Dataset rows about figures:

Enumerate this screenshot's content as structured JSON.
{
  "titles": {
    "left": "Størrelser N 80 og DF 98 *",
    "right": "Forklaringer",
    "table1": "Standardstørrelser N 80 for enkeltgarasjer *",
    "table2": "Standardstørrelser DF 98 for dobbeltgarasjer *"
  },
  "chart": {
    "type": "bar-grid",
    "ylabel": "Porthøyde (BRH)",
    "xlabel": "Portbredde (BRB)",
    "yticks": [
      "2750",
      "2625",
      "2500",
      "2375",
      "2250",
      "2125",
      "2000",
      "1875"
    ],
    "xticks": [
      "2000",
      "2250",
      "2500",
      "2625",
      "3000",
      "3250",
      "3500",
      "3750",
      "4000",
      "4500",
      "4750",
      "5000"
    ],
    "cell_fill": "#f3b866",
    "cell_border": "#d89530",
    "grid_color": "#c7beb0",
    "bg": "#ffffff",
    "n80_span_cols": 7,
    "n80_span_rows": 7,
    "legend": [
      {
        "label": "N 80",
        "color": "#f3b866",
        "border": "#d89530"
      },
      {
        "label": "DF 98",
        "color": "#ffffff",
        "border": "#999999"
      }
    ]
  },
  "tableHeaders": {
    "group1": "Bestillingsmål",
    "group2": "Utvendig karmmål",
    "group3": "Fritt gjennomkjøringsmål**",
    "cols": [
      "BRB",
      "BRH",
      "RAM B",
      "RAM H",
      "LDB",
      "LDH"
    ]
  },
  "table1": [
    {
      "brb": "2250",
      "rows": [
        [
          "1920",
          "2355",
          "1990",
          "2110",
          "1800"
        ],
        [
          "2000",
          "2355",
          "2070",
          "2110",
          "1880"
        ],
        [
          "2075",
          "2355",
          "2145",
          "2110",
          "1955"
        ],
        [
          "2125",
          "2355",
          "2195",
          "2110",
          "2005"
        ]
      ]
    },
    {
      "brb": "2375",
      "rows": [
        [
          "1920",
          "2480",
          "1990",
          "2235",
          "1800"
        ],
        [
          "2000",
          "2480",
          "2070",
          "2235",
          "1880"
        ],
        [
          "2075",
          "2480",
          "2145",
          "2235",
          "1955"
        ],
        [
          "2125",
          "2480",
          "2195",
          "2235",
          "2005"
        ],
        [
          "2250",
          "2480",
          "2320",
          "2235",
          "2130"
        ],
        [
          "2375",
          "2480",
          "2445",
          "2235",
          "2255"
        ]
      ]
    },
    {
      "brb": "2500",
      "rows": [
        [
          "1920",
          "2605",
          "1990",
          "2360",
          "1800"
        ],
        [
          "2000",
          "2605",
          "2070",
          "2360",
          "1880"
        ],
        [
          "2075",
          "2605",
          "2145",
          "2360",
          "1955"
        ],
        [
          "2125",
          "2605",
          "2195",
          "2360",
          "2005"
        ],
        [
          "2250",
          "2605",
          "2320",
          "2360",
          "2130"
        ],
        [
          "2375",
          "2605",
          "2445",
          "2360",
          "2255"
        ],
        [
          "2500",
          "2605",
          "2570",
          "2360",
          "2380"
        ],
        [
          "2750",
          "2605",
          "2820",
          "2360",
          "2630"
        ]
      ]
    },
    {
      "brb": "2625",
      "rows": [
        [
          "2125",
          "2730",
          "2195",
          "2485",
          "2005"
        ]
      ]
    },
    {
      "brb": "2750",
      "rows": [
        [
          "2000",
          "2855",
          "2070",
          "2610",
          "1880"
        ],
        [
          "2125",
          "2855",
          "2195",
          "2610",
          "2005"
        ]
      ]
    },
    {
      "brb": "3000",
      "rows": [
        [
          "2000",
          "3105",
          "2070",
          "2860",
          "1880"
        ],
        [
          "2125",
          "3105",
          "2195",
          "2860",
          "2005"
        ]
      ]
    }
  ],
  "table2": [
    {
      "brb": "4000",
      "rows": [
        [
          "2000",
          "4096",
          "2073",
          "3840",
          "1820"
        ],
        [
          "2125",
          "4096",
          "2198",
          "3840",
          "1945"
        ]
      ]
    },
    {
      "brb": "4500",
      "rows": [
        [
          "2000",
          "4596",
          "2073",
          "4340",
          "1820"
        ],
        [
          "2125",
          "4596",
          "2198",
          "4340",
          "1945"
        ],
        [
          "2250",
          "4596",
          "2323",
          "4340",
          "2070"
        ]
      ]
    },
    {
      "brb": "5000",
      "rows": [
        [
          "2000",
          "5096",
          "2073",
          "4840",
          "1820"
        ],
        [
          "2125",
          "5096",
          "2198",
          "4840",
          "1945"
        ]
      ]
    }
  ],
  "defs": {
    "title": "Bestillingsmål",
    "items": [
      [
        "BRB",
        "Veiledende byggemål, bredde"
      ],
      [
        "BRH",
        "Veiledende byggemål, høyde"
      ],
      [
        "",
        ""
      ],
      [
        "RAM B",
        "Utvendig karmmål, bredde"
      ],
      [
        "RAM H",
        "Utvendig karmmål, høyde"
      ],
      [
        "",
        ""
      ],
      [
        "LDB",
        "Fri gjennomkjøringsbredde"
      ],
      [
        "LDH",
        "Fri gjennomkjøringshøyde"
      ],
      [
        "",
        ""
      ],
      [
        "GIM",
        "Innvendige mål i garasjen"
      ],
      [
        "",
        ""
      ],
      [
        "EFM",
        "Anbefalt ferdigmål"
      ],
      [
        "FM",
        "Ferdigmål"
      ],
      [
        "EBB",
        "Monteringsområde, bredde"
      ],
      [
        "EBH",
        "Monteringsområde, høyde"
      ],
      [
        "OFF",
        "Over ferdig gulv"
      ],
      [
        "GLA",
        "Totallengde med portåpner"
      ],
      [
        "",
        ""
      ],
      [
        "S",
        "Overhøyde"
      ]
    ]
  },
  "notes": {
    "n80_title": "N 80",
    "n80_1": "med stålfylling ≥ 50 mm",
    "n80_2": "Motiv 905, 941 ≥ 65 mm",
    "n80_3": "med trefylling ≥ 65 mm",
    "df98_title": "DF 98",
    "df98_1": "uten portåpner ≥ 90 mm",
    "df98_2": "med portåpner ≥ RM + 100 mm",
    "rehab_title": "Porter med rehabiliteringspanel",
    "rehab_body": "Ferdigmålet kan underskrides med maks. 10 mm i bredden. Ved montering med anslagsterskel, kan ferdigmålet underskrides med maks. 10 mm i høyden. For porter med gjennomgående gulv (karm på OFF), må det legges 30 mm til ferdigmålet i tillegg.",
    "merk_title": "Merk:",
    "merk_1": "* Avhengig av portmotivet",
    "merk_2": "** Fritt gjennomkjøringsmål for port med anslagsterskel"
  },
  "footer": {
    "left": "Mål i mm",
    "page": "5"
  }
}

Exercise aim - Type the whole listing again, unaltered.

Result of the exercise -
Enumerate this screenshot's content as structured JSON.
{
  "titles": {
    "left": "Størrelser N 80 og DF 98 *",
    "right": "Forklaringer",
    "table1": "Standardstørrelser N 80 for enkeltgarasjer *",
    "table2": "Standardstørrelser DF 98 for dobbeltgarasjer *"
  },
  "chart": {
    "type": "bar-grid",
    "ylabel": "Porthøyde (BRH)",
    "xlabel": "Portbredde (BRB)",
    "yticks": [
      "2750",
      "2625",
      "2500",
      "2375",
      "2250",
      "2125",
      "2000",
      "1875"
    ],
    "xticks": [
      "2000",
      "2250",
      "2500",
      "2625",
      "3000",
      "3250",
      "3500",
      "3750",
      "4000",
      "4500",
      "4750",
      "5000"
    ],
    "cell_fill": "#f3b866",
    "cell_border": "#d89530",
    "grid_color": "#c7beb0",
    "bg": "#ffffff",
    "n80_span_cols": 7,
    "n80_span_rows": 7,
    "legend": [
      {
        "label": "N 80",
        "color": "#f3b866",
        "border": "#d89530"
      },
      {
        "label": "DF 98",
        "color": "#ffffff",
        "border": "#999999"
      }
    ]
  },
  "tableHeaders": {
    "group1": "Bestillingsmål",
    "group2": "Utvendig karmmål",
    "group3": "Fritt gjennomkjøringsmål**",
    "cols": [
      "BRB",
      "BRH",
      "RAM B",
      "RAM H",
      "LDB",
      "LDH"
    ]
  },
  "table1": [
    {
      "brb": "2250",
      "rows": [
        [
          "1920",
          "2355",
          "1990",
          "2110",
          "1800"
        ],
        [
          "2000",
          "2355",
          "2070",
          "2110",
          "1880"
        ],
        [
          "2075",
          "2355",
          "2145",
          "2110",
          "1955"
        ],
        [
          "2125",
          "2355",
          "2195",
          "2110",
          "2005"
        ]
      ]
    },
    {
      "brb": "2375",
      "rows": [
        [
          "1920",
          "2480",
          "1990",
          "2235",
          "1800"
        ],
        [
          "2000",
          "2480",
          "2070",
          "2235",
          "1880"
        ],
        [
          "2075",
          "2480",
          "2145",
          "2235",
          "1955"
        ],
        [
          "2125",
          "2480",
          "2195",
          "2235",
          "2005"
        ],
        [
          "2250",
          "2480",
          "2320",
          "2235",
          "2130"
        ],
        [
          "2375",
          "2480",
          "2445",
          "2235",
          "2255"
        ]
      ]
    },
    {
      "brb": "2500",
      "rows": [
        [
          "1920",
          "2605",
          "1990",
          "2360",
          "1800"
        ],
        [
          "2000",
          "2605",
          "2070",
          "2360",
          "1880"
        ],
        [
          "2075",
          "2605",
          "2145",
          "2360",
          "1955"
        ],
        [
          "2125",
          "2605",
          "2195",
          "2360",
          "2005"
        ],
        [
          "2250",
          "2605",
          "2320",
          "2360",
          "2130"
        ],
        [
          "2375",
          "2605",
          "2445",
          "2360",
          "2255"
        ],
        [
          "2500",
          "2605",
          "2570",
          "2360",
          "2380"
        ],
        [
          "2750",
          "2605",
          "2820",
          "2360",
          "2630"
        ]
      ]
    },
    {
      "brb": "2625",
      "rows": [
        [
          "2125",
          "2730",
          "2195",
          "2485",
          "2005"
        ]
      ]
    },
    {
      "brb": "2750",
      "rows": [
        [
          "2000",
          "2855",
          "2070",
          "2610",
          "1880"
        ],
        [
          "2125",
          "2855",
          "2195",
          "2610",
          "2005"
        ]
      ]
    },
    {
      "brb": "3000",
      "rows": [
        [
          "2000",
          "3105",
          "2070",
          "2860",
          "1880"
        ],
        [
          "2125",
          "3105",
          "2195",
          "2860",
          "2005"
        ]
      ]
    }
  ],
  "table2": [
    {
      "brb": "4000",
      "rows": [
        [
          "2000",
          "4096",
          "2073",
          "3840",
          "1820"
        ],
        [
          "2125",
          "4096",
          "2198",
          "3840",
          "1945"
        ]
      ]
    },
    {
      "brb": "4500",
      "rows": [
        [
          "2000",
          "4596",
          "2073",
          "4340",
          "1820"
        ],
        [
          "2125",
          "4596",
          "2198",
          "4340",
          "1945"
        ],
        [
          "2250",
          "4596",
          "2323",
          "4340",
          "2070"
        ]
      ]
    },
    {
      "brb": "5000",
      "rows": [
        [
          "2000",
          "5096",
          "2073",
          "4840",
          "1820"
        ],
        [
          "2125",
          "5096",
          "2198",
          "4840",
          "1945"
        ]
      ]
    }
  ],
  "defs": {
    "title": "Bestillingsmål",
    "items": [
      [
        "BRB",
        "Veiledende byggemål, bredde"
      ],
      [
        "BRH",
        "Veiledende byggemål, høyde"
      ],
      [
        "",
        ""
      ],
      [
        "RAM B",
        "Utvendig karmmål, bredde"
      ],
      [
        "RAM H",
        "Utvendig karmmål, høyde"
      ],
      [
        "",
        ""
      ],
      [
        "LDB",
        "Fri gjennomkjøringsbredde"
      ],
      [
        "LDH",
        "Fri gjennomkjøringshøyde"
      ],
      [
        "",
        ""
      ],
      [
        "GIM",
        "Innvendige mål i garasjen"
      ],
      [
        "",
        ""
      ],
      [
        "EFM",
        "Anbefalt ferdigmål"
      ],
      [
        "FM",
        "Ferdigmål"
      ],
      [
        "EBB",
        "Monteringsområde, bredde"
      ],
      [
        "EBH",
        "Monteringsområde, høyde"
      ],
      [
        "OFF",
        "Over ferdig gulv"
      ],
      [
        "GLA",
        "Totallengde med portåpner"
      ],
      [
        "",
        ""
      ],
      [
        "S",
        "Overhøyde"
      ]
    ]
  },
  "notes": {
    "n80_title": "N 80",
    "n80_1": "med stålfylling ≥ 50 mm",
    "n80_2": "Motiv 905, 941 ≥ 65 mm",
    "n80_3": "med trefylling ≥ 65 mm",
    "df98_title": "DF 98",
    "df98_1": "uten portåpner ≥ 90 mm",
    "df98_2": "med portåpner ≥ RM + 100 mm",
    "rehab_title": "Porter med rehabiliteringspanel",
    "rehab_body": "Ferdigmålet kan underskrides med maks. 10 mm i bredden. Ved montering med anslagsterskel, kan ferdigmålet underskrides med maks. 10 mm i høyden. For porter med gjennomgående gulv (karm på OFF), må det legges 30 mm til ferdigmålet i tillegg.",
    "merk_title": "Merk:",
    "merk_1": "* Avhengig av portmotivet",
    "merk_2": "** Fritt gjennomkjøringsmål for port med anslagsterskel"
  },
  "footer": {
    "left": "Mål i mm",
    "page": "5"
  }
}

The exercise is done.